_WHAT IS EXPECTED:_ Please output only the lines that run from the line containing "Extract all readable text from this page." through the end of the material below, exactly.

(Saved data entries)
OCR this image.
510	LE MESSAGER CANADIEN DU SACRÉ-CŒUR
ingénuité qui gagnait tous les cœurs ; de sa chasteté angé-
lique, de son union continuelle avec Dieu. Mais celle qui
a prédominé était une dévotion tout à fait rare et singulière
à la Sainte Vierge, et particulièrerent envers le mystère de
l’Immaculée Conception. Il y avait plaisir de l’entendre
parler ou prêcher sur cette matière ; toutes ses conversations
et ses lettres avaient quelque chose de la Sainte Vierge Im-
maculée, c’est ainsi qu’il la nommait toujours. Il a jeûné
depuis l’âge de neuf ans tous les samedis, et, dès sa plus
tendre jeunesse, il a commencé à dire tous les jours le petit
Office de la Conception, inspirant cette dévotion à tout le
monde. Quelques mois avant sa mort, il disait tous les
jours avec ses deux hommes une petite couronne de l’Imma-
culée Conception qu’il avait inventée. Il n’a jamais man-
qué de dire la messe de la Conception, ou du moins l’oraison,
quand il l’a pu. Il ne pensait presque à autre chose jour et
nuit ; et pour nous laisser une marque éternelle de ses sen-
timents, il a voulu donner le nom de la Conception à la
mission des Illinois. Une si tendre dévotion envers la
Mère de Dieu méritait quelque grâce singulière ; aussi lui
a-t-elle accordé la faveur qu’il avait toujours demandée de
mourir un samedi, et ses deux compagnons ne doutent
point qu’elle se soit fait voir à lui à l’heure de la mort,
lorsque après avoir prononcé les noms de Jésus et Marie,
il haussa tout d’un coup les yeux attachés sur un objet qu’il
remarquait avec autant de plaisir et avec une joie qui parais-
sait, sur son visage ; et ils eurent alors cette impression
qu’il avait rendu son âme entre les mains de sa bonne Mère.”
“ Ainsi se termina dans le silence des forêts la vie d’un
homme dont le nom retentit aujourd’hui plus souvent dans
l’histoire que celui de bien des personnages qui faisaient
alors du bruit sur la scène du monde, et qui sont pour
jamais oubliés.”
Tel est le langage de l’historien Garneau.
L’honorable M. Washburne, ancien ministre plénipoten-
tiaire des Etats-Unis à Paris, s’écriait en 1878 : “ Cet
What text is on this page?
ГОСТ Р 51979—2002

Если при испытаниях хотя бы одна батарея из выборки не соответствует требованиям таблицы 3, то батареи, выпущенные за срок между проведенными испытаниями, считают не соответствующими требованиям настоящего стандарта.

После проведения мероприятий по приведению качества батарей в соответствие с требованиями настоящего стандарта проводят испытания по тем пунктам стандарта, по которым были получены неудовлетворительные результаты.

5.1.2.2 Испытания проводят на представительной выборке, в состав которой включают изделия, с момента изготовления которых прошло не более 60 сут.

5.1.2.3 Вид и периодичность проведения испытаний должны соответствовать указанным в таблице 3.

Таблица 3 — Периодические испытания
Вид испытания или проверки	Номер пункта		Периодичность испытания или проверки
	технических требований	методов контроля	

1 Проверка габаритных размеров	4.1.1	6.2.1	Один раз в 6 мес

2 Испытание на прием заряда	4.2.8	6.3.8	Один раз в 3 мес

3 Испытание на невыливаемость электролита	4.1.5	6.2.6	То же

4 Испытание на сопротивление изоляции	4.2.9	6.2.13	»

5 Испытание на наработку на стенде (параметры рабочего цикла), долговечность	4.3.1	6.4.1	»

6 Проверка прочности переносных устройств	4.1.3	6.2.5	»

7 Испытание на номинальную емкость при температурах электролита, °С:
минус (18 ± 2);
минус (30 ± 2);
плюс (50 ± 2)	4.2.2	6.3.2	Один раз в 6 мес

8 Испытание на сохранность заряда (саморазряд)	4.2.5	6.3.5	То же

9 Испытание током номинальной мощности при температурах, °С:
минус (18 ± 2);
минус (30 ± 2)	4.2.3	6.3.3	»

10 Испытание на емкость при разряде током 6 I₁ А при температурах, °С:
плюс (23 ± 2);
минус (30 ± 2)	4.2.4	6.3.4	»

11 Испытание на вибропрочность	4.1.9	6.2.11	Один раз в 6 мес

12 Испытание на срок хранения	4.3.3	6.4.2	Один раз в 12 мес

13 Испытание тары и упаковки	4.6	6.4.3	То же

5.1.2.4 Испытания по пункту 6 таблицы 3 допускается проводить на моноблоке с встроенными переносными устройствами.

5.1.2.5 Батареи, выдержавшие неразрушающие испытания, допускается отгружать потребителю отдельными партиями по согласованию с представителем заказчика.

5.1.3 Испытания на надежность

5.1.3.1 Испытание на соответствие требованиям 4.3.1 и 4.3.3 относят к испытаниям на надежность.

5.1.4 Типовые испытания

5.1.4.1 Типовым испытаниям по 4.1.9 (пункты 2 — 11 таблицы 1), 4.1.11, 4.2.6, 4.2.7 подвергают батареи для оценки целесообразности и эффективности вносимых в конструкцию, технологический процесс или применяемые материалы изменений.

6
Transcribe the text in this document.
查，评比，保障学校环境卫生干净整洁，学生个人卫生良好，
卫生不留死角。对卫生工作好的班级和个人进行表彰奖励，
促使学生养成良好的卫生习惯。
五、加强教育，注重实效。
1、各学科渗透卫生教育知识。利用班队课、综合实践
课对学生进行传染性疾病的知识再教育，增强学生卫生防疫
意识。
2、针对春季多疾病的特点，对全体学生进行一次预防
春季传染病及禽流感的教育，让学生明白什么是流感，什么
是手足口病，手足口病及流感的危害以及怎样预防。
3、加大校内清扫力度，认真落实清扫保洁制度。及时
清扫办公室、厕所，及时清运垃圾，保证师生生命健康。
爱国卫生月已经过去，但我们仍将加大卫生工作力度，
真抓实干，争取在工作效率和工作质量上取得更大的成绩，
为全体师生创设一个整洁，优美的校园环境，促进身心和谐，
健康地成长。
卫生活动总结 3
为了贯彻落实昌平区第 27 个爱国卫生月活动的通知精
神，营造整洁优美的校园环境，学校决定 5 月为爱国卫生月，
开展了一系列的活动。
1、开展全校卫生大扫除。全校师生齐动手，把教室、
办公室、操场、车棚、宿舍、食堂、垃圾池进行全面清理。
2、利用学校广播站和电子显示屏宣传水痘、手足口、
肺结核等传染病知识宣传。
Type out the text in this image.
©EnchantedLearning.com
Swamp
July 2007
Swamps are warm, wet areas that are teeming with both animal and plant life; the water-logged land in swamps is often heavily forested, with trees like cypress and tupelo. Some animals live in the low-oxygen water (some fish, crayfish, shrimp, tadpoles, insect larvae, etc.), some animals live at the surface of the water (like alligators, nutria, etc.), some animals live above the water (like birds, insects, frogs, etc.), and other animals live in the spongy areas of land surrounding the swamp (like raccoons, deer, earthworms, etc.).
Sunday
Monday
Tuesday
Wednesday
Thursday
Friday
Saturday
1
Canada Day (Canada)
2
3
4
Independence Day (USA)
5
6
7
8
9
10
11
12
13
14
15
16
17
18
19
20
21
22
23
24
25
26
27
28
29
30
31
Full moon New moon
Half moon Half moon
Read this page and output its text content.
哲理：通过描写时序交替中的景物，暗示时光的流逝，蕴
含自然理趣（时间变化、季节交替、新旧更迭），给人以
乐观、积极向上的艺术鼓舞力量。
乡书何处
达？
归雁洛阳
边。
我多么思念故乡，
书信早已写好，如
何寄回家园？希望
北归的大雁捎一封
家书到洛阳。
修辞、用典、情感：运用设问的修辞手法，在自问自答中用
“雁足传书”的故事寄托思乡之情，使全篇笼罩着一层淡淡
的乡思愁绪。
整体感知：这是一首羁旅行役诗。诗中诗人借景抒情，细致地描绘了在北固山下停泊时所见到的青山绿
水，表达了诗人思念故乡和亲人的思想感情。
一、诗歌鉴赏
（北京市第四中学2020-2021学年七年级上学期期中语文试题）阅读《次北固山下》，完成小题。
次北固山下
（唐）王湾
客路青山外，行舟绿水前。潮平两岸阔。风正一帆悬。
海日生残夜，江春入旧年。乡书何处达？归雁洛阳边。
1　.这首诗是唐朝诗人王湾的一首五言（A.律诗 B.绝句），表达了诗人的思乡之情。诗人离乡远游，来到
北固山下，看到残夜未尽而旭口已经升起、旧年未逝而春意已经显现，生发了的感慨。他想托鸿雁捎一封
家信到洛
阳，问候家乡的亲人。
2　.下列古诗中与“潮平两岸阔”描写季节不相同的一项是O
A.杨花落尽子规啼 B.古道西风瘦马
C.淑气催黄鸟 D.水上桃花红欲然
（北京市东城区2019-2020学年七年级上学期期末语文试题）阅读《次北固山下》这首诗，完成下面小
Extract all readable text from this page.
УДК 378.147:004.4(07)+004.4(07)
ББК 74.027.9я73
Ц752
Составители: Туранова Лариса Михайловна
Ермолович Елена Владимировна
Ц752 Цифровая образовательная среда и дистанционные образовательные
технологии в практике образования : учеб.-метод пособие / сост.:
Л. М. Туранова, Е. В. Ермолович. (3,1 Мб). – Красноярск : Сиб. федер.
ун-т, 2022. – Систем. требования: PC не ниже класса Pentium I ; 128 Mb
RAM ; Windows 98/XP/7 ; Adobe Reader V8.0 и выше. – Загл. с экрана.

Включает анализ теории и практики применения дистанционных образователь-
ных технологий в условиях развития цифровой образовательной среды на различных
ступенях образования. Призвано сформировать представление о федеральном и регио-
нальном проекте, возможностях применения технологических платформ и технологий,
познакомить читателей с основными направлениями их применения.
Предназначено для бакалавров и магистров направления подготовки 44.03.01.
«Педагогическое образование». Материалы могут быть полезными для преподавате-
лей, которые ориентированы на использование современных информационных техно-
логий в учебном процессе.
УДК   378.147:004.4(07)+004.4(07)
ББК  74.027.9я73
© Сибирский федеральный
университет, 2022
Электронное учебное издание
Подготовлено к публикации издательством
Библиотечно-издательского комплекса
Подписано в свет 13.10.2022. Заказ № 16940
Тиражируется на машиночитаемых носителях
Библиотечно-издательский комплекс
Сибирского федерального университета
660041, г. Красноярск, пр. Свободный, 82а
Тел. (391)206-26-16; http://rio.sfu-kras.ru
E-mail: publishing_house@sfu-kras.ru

_ANSWER TO THIS PROBLEM:_
Extract all readable text from this page.
УДК 378.147:004.4(07)+004.4(07)
ББК 74.027.9я73
Ц752
Составители: Туранова Лариса Михайловна
Ермолович Елена Владимировна
Ц752 Цифровая образовательная среда и дистанционные образовательные
технологии в практике образования : учеб.-метод пособие / сост.:
Л. М. Туранова, Е. В. Ермолович. (3,1 Мб). – Красноярск : Сиб. федер.
ун-т, 2022. – Систем. требования: PC не ниже класса Pentium I ; 128 Mb
RAM ; Windows 98/XP/7 ; Adobe Reader V8.0 и выше. – Загл. с экрана.

Включает анализ теории и практики применения дистанционных образователь-
ных технологий в условиях развития цифровой образовательной среды на различных
ступенях образования. Призвано сформировать представление о федеральном и регио-
нальном проекте, возможностях применения технологических платформ и технологий,
познакомить читателей с основными направлениями их применения.
Предназначено для бакалавров и магистров направления подготовки 44.03.01.
«Педагогическое образование». Материалы могут быть полезными для преподавате-
лей, которые ориентированы на использование современных информационных техно-
логий в учебном процессе.
УДК   378.147:004.4(07)+004.4(07)
ББК  74.027.9я73
© Сибирский федеральный
университет, 2022
Электронное учебное издание
Подготовлено к публикации издательством
Библиотечно-издательского комплекса
Подписано в свет 13.10.2022. Заказ № 16940
Тиражируется на машиночитаемых носителях
Библиотечно-издательский комплекс
Сибирского федерального университета
660041, г. Красноярск, пр. Свободный, 82а
Тел. (391)206-26-16; http://rio.sfu-kras.ru
E-mail: publishing_house@sfu-kras.ru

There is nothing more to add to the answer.